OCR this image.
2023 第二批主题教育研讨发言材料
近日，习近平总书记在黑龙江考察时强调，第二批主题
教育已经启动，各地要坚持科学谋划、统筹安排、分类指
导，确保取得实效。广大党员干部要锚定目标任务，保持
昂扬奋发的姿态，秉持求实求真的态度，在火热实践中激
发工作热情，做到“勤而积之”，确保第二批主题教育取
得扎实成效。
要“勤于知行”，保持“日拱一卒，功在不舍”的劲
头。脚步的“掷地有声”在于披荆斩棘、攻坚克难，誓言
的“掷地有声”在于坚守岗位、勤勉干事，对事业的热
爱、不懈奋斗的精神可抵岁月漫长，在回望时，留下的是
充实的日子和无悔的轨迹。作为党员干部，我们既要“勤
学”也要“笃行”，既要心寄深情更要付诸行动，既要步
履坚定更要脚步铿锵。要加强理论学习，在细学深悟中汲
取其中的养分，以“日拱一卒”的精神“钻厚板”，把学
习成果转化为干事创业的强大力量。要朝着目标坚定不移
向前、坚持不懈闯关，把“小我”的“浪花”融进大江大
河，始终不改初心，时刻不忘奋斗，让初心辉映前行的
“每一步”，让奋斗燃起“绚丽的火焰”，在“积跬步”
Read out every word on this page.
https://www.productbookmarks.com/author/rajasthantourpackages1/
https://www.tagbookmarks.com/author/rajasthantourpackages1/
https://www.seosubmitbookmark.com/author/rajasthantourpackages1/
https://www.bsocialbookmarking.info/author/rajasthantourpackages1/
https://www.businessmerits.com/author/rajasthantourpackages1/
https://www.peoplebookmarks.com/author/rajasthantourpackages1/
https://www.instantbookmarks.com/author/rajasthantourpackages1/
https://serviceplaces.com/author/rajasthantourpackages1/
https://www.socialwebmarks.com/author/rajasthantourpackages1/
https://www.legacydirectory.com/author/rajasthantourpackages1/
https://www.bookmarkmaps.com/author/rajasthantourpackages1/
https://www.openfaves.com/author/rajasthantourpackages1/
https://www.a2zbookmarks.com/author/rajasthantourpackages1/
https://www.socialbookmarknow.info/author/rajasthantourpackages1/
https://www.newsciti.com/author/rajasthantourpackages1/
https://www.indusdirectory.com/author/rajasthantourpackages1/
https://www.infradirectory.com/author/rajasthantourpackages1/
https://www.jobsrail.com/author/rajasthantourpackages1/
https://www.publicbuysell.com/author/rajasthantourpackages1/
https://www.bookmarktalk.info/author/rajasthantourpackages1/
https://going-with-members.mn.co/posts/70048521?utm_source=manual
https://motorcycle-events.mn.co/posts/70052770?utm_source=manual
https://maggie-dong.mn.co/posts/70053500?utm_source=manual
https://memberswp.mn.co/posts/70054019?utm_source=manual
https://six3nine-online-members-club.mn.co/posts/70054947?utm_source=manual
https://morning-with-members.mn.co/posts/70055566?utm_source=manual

::::::

◆ EXERCISE
Output the line holding "Read out every word on this page.", then every later line through the end of the records above, exactly as given and nothing else.

◆ EXERCISE SOLUTION
Read out every word on this page.
https://www.productbookmarks.com/author/rajasthantourpackages1/
https://www.tagbookmarks.com/author/rajasthantourpackages1/
https://www.seosubmitbookmark.com/author/rajasthantourpackages1/
https://www.bsocialbookmarking.info/author/rajasthantourpackages1/
https://www.businessmerits.com/author/rajasthantourpackages1/
https://www.peoplebookmarks.com/author/rajasthantourpackages1/
https://www.instantbookmarks.com/author/rajasthantourpackages1/
https://serviceplaces.com/author/rajasthantourpackages1/
https://www.socialwebmarks.com/author/rajasthantourpackages1/
https://www.legacydirectory.com/author/rajasthantourpackages1/
https://www.bookmarkmaps.com/author/rajasthantourpackages1/
https://www.openfaves.com/author/rajasthantourpackages1/
https://www.a2zbookmarks.com/author/rajasthantourpackages1/
https://www.socialbookmarknow.info/author/rajasthantourpackages1/
https://www.newsciti.com/author/rajasthantourpackages1/
https://www.indusdirectory.com/author/rajasthantourpackages1/
https://www.infradirectory.com/author/rajasthantourpackages1/
https://www.jobsrail.com/author/rajasthantourpackages1/
https://www.publicbuysell.com/author/rajasthantourpackages1/
https://www.bookmarktalk.info/author/rajasthantourpackages1/
https://going-with-members.mn.co/posts/70048521?utm_source=manual
https://motorcycle-events.mn.co/posts/70052770?utm_source=manual
https://maggie-dong.mn.co/posts/70053500?utm_source=manual
https://memberswp.mn.co/posts/70054019?utm_source=manual
https://six3nine-online-members-club.mn.co/posts/70054947?utm_source=manual
https://morning-with-members.mn.co/posts/70055566?utm_source=manual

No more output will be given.